- **Dataset entries**

***

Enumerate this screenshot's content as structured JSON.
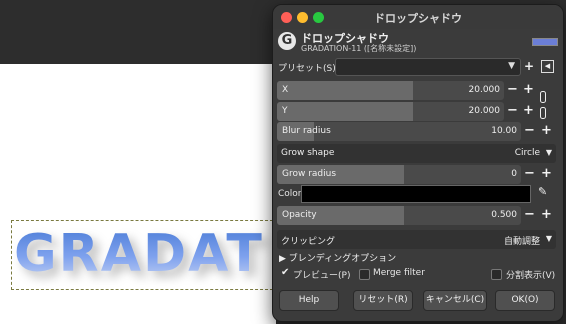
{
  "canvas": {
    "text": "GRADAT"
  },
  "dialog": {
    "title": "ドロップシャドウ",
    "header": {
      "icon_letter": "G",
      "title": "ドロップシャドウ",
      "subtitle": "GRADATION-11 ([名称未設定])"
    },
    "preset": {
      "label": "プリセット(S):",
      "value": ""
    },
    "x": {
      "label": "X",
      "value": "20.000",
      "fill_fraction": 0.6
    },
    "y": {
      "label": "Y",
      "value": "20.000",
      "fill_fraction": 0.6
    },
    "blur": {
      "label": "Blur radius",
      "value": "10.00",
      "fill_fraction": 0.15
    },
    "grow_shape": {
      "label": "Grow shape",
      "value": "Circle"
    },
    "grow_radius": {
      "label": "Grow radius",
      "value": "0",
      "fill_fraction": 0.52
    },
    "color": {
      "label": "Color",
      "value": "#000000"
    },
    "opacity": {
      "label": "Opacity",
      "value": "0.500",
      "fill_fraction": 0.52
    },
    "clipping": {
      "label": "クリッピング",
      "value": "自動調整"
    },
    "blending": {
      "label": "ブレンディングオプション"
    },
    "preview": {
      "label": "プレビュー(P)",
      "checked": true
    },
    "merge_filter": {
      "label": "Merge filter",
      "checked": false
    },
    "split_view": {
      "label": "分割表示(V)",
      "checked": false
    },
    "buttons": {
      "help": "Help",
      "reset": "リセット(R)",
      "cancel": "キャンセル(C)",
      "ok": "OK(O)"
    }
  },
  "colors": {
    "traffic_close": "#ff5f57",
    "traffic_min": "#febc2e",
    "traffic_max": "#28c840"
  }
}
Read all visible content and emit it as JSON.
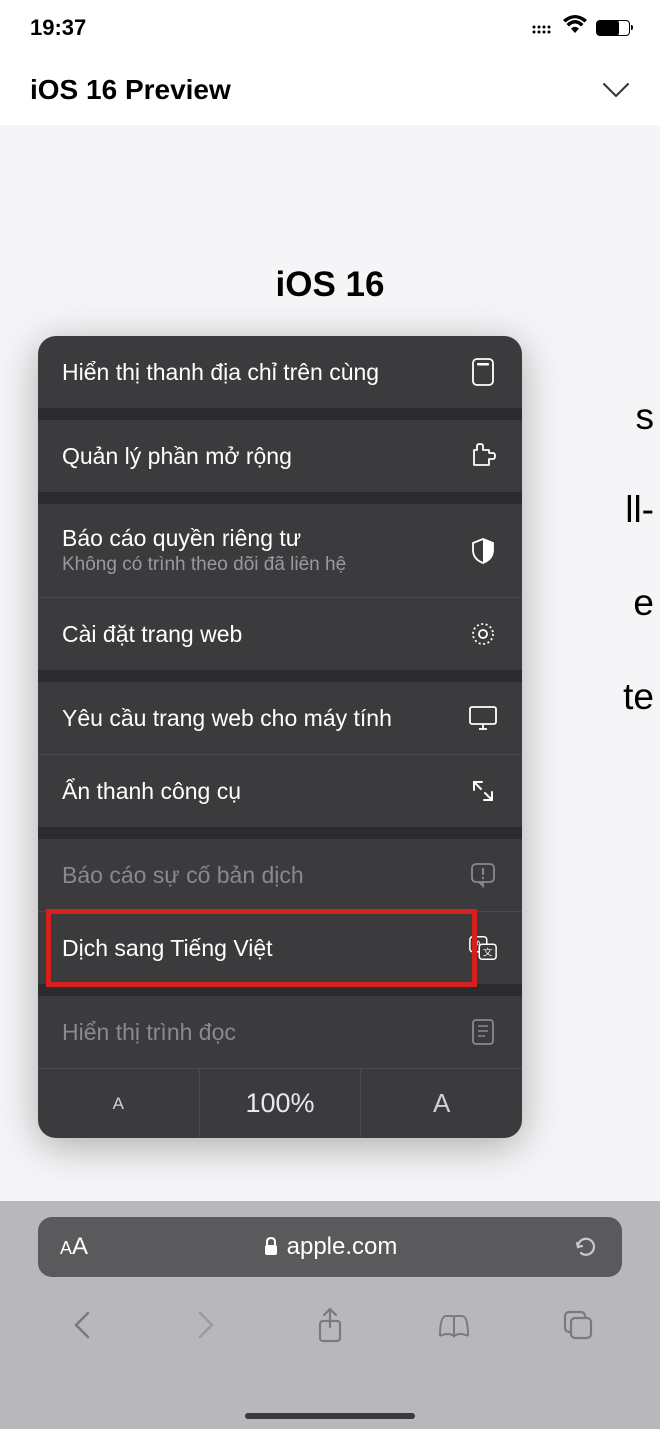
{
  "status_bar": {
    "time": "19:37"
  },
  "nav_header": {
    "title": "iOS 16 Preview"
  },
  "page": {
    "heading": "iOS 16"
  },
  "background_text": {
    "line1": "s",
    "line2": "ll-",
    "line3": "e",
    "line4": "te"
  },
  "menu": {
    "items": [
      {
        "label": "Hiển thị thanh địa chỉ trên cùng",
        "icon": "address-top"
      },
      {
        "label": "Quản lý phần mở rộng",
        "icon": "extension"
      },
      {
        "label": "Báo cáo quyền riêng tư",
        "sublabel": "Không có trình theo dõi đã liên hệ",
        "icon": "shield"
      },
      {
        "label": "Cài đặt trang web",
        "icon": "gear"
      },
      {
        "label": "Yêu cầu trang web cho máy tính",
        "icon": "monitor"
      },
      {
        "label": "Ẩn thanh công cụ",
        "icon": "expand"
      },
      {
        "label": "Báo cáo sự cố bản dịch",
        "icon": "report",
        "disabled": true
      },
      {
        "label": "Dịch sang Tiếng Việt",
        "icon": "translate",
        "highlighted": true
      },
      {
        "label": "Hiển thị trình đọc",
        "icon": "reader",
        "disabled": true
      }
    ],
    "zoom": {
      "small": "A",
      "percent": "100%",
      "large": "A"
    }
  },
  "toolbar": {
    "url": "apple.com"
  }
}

***

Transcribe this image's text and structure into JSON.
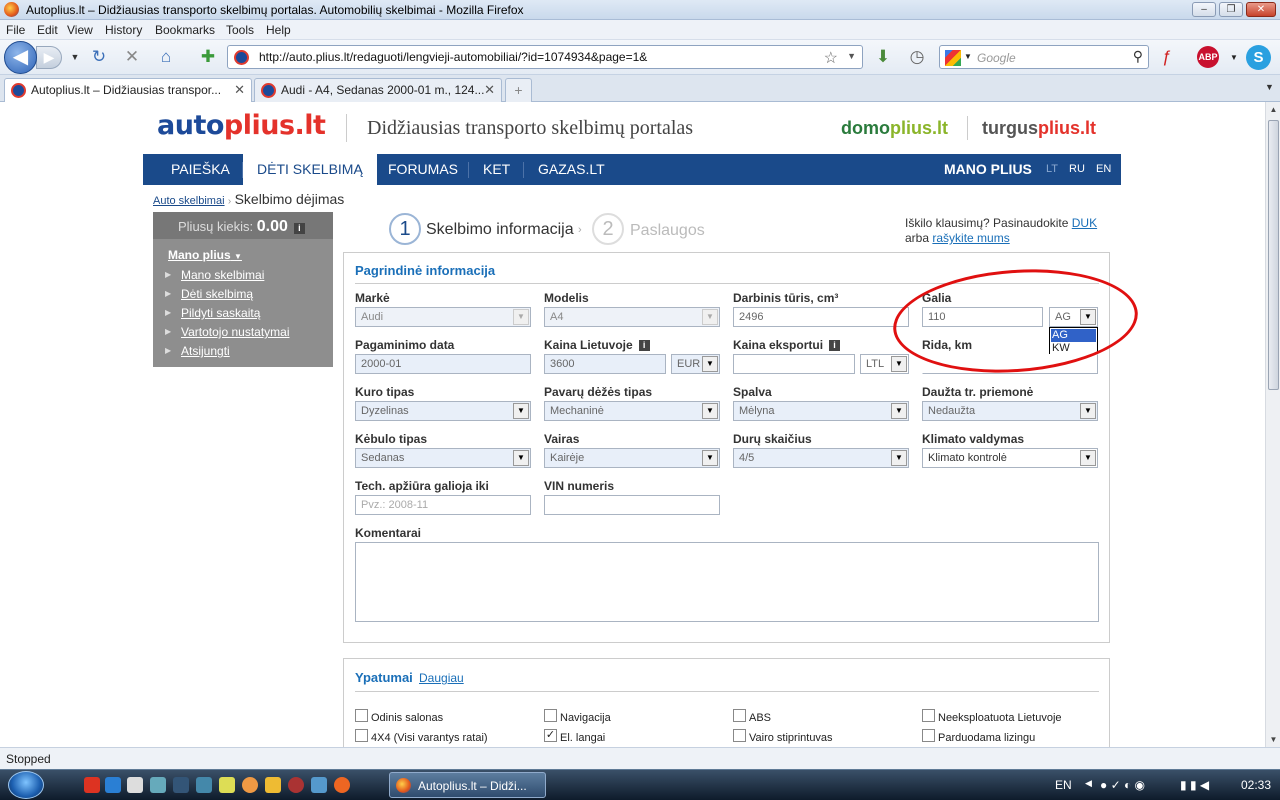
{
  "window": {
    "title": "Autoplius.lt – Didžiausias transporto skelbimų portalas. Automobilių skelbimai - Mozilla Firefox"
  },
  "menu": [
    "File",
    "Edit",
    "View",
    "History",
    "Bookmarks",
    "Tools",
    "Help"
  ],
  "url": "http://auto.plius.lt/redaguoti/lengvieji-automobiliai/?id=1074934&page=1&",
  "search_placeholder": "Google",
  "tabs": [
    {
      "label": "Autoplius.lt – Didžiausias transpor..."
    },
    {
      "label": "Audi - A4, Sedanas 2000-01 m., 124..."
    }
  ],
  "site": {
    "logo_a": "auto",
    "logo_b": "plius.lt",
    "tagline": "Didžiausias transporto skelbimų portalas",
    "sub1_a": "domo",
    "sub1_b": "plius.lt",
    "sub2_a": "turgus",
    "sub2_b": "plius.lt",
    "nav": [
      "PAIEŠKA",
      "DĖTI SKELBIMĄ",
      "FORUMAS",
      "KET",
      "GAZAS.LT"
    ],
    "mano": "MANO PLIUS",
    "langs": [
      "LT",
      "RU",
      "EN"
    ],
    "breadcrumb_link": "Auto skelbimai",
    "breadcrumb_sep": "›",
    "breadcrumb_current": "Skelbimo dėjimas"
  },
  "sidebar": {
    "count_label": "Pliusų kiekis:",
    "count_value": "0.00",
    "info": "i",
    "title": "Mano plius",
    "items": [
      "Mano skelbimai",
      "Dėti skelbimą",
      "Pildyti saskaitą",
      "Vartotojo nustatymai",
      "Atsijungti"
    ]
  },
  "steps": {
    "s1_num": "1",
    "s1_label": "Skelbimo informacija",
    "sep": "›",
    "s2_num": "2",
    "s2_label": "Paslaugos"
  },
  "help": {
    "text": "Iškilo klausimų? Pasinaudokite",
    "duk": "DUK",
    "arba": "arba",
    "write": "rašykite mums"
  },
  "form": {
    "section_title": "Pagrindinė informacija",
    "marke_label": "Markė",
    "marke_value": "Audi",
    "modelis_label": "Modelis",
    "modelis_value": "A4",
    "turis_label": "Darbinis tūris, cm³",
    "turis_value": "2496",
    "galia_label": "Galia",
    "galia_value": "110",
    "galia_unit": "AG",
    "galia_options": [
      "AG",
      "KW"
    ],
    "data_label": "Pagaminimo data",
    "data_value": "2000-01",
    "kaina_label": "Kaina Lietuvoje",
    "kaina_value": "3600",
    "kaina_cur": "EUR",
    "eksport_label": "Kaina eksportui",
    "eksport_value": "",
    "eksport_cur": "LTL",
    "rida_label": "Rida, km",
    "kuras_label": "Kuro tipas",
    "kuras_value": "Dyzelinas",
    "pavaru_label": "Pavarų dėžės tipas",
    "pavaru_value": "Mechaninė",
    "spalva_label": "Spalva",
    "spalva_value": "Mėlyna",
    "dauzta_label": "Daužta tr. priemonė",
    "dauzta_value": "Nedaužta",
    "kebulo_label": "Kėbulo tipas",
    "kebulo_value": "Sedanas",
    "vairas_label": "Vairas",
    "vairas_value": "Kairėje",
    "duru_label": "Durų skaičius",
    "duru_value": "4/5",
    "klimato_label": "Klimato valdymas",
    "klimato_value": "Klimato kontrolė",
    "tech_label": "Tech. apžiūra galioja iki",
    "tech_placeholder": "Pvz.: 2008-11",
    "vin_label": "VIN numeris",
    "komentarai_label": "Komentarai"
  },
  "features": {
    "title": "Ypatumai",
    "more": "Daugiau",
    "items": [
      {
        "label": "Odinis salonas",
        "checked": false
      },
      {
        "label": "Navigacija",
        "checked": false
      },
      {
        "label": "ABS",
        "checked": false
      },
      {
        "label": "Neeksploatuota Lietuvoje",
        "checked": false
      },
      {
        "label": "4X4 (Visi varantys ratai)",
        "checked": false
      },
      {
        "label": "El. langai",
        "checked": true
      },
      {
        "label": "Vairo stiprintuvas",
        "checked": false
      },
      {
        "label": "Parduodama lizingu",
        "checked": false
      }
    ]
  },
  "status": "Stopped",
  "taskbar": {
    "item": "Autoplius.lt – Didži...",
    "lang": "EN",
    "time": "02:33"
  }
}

***

- **Exercise task**
Above are the records. Identify each line that contains the word "informacija".

- **Completed exercise**
    "s1_label": "Skelbimo informacija",
    "section_title": "Pagrindinė informacija",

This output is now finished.